-- Excerpted text --
* Start *
1 files changed, 68 insertions, 79 deletions

diff --git a/debuggerd/libdebuggerd/utility.cpp b/debuggerd/libdebuggerd/utility.cpp
index 2c645b542..0a1d2a4da 100644
--- a/debuggerd/libdebuggerd/utility.cpp
+++ b/debuggerd/libdebuggerd/utility.cpp
@@ -30,11 +30,11 @@
 
 #include <string>
 
+#include <android-base/logging.h>
 #include <android-base/properties.h>
 #include <android-base/stringprintf.h>
 #include <android-base/strings.h>
 #include <android-base/unique_fd.h>
-#include <async_safe/log.h>
 #include <bionic/reserved_signals.h>
 #include <debuggerd/handler.h>
 #include <log/log.h>
@@ -43,6 +43,7 @@
 
 using android::base::unique_fd;
 
+// Whitelist output desired in the logcat output.
 bool is_allowed_in_logcat(enum logtype ltype) {
   if ((ltype == HEADER)
    || (ltype == REGISTERS)
@@ -125,57 +126,58 @@ void _VLOG(log_t* log, enum logtype ltype, const char* fmt, va_list ap) {
 
 #define MEMORY_BYTES_TO_DUMP 256
 #define MEMORY_BYTES_PER_LINE 16
-static_assert(MEMORY_BYTES_PER_LINE == kTagGranuleSize);
-
-ssize_t dump_memory(void* out, size_t len, uint8_t* tags, size_t tags_len, uint64_t* addr,
-                    unwindstack::Memory* memory) {
-  // Align the address to the number of bytes per line to avoid confusing memory tag output if
-  // memory is tagged and we start from a misaligned address. Start 32 bytes before the address.
-  *addr &= ~(MEMORY_BYTES_PER_LINE - 1);
-  if (*addr >= 4128) {
-    *addr -= 32;
-  }
 
-  // We don't want the address tag to appear in the addresses in the memory dump.
-  *addr = untag_address(*addr);
+void dump_memory(log_t* log, unwindstack::Memory* memory, uint64_t addr, const std::string& label) {
+  // Align the address to sizeof(long) and start 32 bytes before the address.
* End *
-- Supplied data --
* Start *
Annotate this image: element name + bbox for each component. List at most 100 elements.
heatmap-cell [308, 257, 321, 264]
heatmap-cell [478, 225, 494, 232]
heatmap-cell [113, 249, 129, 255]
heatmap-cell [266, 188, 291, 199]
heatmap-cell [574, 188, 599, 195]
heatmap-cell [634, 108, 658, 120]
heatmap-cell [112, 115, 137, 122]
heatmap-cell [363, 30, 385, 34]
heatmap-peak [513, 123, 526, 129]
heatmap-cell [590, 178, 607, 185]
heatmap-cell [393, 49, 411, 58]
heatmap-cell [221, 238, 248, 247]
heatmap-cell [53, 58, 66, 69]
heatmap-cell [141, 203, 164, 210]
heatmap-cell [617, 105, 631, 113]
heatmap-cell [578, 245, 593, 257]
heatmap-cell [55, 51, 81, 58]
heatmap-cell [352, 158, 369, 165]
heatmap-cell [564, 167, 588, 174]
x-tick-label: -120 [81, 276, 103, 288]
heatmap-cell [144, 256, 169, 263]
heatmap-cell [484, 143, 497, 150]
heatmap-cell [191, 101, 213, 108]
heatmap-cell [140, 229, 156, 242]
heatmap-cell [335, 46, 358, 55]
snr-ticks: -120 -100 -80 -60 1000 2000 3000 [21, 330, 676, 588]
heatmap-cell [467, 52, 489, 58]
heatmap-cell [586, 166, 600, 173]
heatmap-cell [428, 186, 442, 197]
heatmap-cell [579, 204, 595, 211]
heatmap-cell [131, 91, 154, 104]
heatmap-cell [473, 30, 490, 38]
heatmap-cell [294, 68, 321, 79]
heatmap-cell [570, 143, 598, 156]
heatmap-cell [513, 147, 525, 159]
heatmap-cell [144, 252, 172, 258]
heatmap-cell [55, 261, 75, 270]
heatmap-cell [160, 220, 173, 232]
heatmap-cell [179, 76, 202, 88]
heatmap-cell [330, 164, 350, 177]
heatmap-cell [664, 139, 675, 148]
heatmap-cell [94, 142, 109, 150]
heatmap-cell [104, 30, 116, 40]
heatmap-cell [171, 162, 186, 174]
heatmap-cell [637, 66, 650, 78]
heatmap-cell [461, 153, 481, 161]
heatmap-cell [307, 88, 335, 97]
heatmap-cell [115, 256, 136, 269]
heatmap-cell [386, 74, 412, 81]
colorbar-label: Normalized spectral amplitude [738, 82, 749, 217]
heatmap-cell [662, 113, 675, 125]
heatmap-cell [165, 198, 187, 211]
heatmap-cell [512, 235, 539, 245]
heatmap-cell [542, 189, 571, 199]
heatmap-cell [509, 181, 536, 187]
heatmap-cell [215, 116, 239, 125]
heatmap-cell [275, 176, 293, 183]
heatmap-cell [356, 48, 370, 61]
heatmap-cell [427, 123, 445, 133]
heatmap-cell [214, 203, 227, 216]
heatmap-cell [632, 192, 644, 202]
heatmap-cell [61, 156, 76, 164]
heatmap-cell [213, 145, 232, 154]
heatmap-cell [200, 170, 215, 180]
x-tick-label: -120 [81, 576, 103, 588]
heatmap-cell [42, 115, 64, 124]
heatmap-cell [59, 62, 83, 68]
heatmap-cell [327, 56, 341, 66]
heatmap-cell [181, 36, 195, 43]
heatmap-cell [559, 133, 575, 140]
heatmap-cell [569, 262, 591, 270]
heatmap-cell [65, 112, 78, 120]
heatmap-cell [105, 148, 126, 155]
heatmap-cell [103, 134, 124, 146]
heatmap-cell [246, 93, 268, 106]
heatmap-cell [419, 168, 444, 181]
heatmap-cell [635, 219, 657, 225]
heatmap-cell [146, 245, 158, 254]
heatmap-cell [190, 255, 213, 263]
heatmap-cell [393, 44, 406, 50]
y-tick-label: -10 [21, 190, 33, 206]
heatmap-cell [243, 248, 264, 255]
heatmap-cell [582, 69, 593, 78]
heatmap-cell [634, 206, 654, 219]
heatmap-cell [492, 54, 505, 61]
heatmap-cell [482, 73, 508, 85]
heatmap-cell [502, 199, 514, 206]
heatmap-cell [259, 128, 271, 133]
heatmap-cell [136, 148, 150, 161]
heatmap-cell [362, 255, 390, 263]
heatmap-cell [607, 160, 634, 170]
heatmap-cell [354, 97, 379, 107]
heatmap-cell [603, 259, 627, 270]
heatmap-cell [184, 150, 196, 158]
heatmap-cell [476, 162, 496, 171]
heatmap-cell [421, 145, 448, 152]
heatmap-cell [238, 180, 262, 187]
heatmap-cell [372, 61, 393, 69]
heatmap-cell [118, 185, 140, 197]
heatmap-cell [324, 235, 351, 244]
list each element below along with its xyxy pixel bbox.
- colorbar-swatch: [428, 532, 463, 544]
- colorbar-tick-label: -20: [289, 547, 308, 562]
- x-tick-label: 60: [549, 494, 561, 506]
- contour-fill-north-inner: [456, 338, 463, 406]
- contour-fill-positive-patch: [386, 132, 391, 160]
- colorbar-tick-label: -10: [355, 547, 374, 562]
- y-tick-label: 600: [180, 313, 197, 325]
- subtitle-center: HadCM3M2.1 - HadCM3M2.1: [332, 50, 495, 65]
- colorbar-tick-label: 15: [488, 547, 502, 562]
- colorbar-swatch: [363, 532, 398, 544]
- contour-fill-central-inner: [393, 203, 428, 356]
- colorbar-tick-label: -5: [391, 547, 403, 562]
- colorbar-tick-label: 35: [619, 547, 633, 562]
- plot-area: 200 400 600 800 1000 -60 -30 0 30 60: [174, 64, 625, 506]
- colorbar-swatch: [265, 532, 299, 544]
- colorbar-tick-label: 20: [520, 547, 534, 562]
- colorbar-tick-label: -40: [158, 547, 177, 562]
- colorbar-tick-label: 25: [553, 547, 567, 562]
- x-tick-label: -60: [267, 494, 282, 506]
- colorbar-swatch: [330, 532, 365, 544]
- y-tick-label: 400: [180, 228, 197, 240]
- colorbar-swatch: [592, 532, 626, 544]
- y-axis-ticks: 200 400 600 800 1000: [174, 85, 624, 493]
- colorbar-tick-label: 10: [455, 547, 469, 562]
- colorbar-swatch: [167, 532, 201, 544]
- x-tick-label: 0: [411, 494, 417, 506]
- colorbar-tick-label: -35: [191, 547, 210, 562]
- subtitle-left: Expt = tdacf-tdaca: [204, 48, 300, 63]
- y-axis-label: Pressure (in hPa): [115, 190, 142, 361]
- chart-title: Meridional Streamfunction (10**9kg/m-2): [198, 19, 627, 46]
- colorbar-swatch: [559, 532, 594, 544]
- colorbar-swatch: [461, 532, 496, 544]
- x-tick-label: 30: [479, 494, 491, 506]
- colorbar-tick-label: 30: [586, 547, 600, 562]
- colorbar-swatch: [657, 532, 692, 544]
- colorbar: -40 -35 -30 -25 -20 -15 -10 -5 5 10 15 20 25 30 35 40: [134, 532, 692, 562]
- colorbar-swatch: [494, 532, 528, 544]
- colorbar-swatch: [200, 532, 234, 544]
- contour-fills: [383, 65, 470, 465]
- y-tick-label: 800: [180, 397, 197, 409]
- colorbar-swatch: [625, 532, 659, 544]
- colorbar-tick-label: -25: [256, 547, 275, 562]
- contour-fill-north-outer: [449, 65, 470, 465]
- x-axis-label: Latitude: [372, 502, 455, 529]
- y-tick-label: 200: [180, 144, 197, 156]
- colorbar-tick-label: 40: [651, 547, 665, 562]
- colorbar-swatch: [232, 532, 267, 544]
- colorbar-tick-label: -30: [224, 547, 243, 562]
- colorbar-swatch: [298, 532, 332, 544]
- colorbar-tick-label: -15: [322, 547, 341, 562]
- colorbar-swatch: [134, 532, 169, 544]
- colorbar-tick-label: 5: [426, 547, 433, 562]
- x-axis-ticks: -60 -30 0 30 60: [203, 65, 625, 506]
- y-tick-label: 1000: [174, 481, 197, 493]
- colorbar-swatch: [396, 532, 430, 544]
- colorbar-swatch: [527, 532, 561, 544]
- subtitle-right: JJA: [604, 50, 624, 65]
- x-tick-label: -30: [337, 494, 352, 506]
* End *
-- What you will do --
• a. Print the stretch of the utility.cpp diff from "#define MEMORY_BYTES_TO_DUMP 256" through "address. Start 32 bytes before the address.".
• b. Write what comes next in the utility.cpp diff, starting after its last line.
The lines placed after the utility.cpp diff come from a separate source.

-- Exercise results --
• a.
#define MEMORY_BYTES_TO_DUMP 256
 #define MEMORY_BYTES_PER_LINE 16
-static_assert(MEMORY_BYTES_PER_LINE == kTagGranuleSize);
-
-ssize_t dump_memory(void* out, size_t len, uint8_t* tags, size_t tags_len, uint64_t* addr,
-                    unwindstack::Memory* memory) {
-  // Align the address to the number of bytes per line to avoid confusing memory tag output if
-  // memory is tagged and we start from a misaligned address. Start 32 bytes before the address.

• b.
+  addr &= ~(sizeof(long) - 1);
+  if (addr >= 4128) {
+    addr -= 32;
+  }
 
-  // Don't bother if the address would overflow, taking tag bits into account. Note that
-  // untag_address truncates to 32 bits on 32-bit platforms as a side effect of returning a
-  // uintptr_t, so this also checks for 32-bit overflow.
-  if (untag_address(*addr + MEMORY_BYTES_TO_DUMP - 1) < *addr) {
-    return -1;
+  // Don't bother if the address looks too low, or looks too high.
+  if (addr < 4096 ||
+#if defined(__LP64__)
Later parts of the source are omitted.